Count how many lines in the material below hold the word "Buenos"; the reply is that number alone.

▶ Provided records:
_ _ _ _ _

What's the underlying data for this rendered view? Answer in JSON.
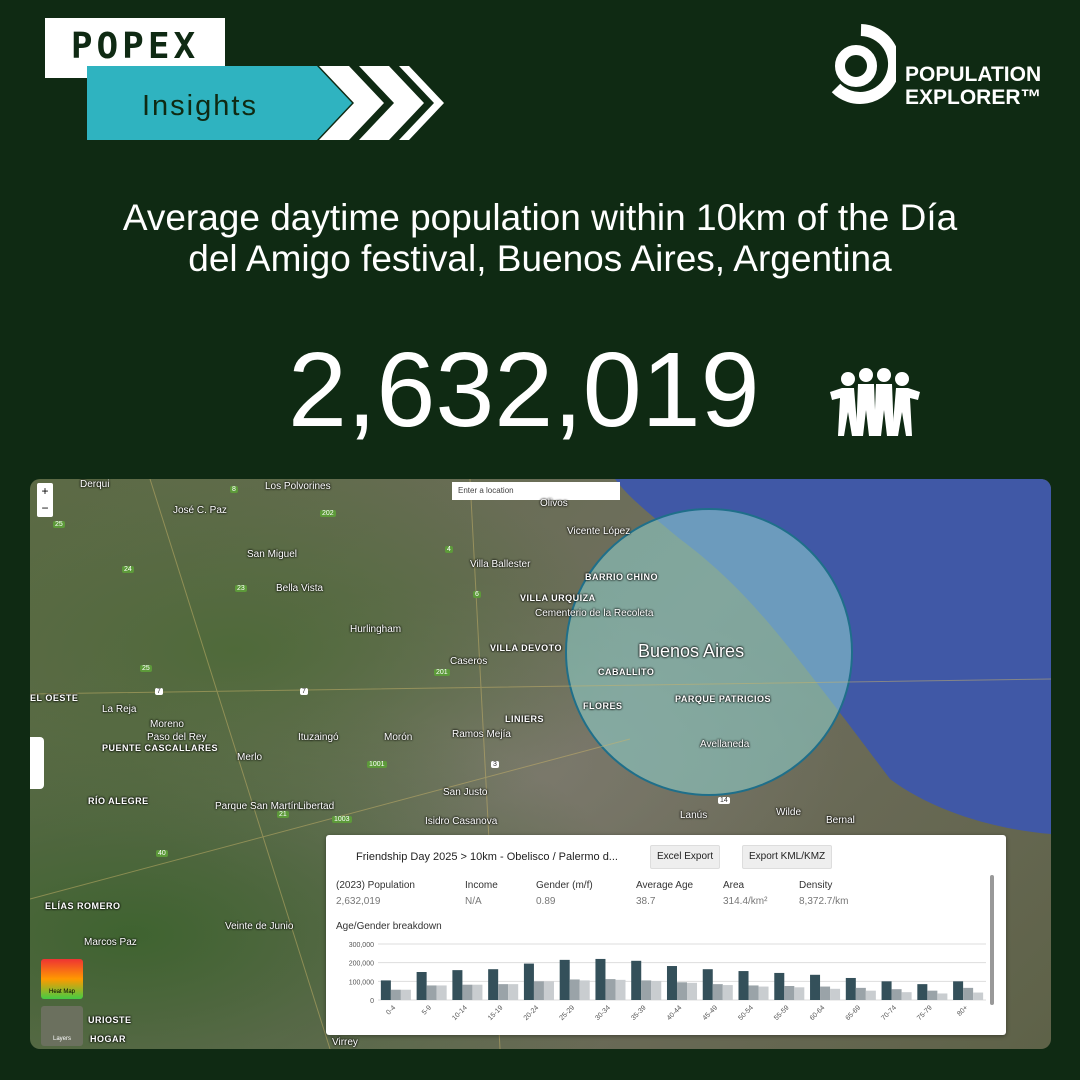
{
  "header": {
    "brand": "POPEX",
    "subtitle": "Insights",
    "logo_line1": "POPULATION",
    "logo_line2": "EXPLORER™"
  },
  "headline": {
    "title": "Average daytime population within 10km of the Día del Amigo festival, Buenos Aires, Argentina",
    "value": "2,632,019"
  },
  "map": {
    "search_placeholder": "Enter a location",
    "zoom_in": "+",
    "zoom_out": "−",
    "heat_map": "Heat Map",
    "layers": "Layers",
    "labels": [
      "Derqui",
      "Los Polvorines",
      "José C. Paz",
      "Olivos",
      "Vicente López",
      "San Miguel",
      "Villa Ballester",
      "Bella Vista",
      "BARRIO CHINO",
      "VILLA URQUIZA",
      "Cementerio de la Recoleta",
      "Hurlingham",
      "Caseros",
      "VILLA DEVOTO",
      "Buenos Aires",
      "CABALLITO",
      "EL OESTE",
      "La Reja",
      "Moreno",
      "LINIERS",
      "FLORES",
      "PARQUE PATRICIOS",
      "Paso del Rey",
      "PUENTE CASCALLARES",
      "Merlo",
      "Ituzaingó",
      "Morón",
      "Ramos Mejía",
      "Avellaneda",
      "San Justo",
      "RÍO ALEGRE",
      "Parque San Martín",
      "Libertad",
      "Isidro Casanova",
      "Lanús",
      "Wilde",
      "Bernal",
      "ELÍAS ROMERO",
      "Marcos Paz",
      "Veinte de Junio",
      "URIOSTE",
      "HOGAR",
      "Virrey"
    ],
    "roads": [
      "8",
      "25",
      "202",
      "4",
      "24",
      "23",
      "6",
      "25",
      "201",
      "7",
      "7",
      "1001",
      "3",
      "40",
      "21",
      "1003",
      "14"
    ]
  },
  "panel": {
    "breadcrumb": "Friendship Day 2025 > 10km - Obelisco / Palermo d...",
    "excel": "Excel Export",
    "kml": "Export KML/KMZ",
    "stats": [
      {
        "label": "(2023) Population",
        "value": "2,632,019"
      },
      {
        "label": "Income",
        "value": "N/A"
      },
      {
        "label": "Gender (m/f)",
        "value": "0.89"
      },
      {
        "label": "Average Age",
        "value": "38.7"
      },
      {
        "label": "Area",
        "value": "314.4/km²"
      },
      {
        "label": "Density",
        "value": "8,372.7/km"
      }
    ],
    "breakdown_title": "Age/Gender breakdown"
  },
  "chart_data": {
    "type": "bar",
    "categories": [
      "0-4",
      "5-9",
      "10-14",
      "15-19",
      "20-24",
      "25-29",
      "30-34",
      "35-39",
      "40-44",
      "45-49",
      "50-54",
      "55-59",
      "60-64",
      "65-69",
      "70-74",
      "75-79",
      "80+"
    ],
    "series": [
      {
        "color": "#34505a",
        "values": [
          105000,
          150000,
          160000,
          165000,
          195000,
          215000,
          220000,
          210000,
          182000,
          165000,
          155000,
          145000,
          135000,
          118000,
          100000,
          85000,
          100000
        ]
      },
      {
        "color": "#9aa3a8",
        "values": [
          55000,
          78000,
          82000,
          85000,
          100000,
          110000,
          112000,
          105000,
          95000,
          85000,
          78000,
          75000,
          72000,
          65000,
          58000,
          50000,
          65000
        ]
      },
      {
        "color": "#c9cdd0",
        "values": [
          55000,
          78000,
          82000,
          85000,
          100000,
          105000,
          108000,
          102000,
          92000,
          80000,
          72000,
          68000,
          60000,
          50000,
          42000,
          35000,
          40000
        ]
      }
    ],
    "ylim": [
      0,
      300000
    ],
    "yticks": [
      0,
      {
        "value": 100000,
        "label": "100,000"
      },
      {
        "value": 200000,
        "label": "200,000"
      },
      {
        "value": 300000,
        "label": "300,000"
      }
    ],
    "grid": true
  }
}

_ _ _ _ _

▶ Answer to the exercise: 2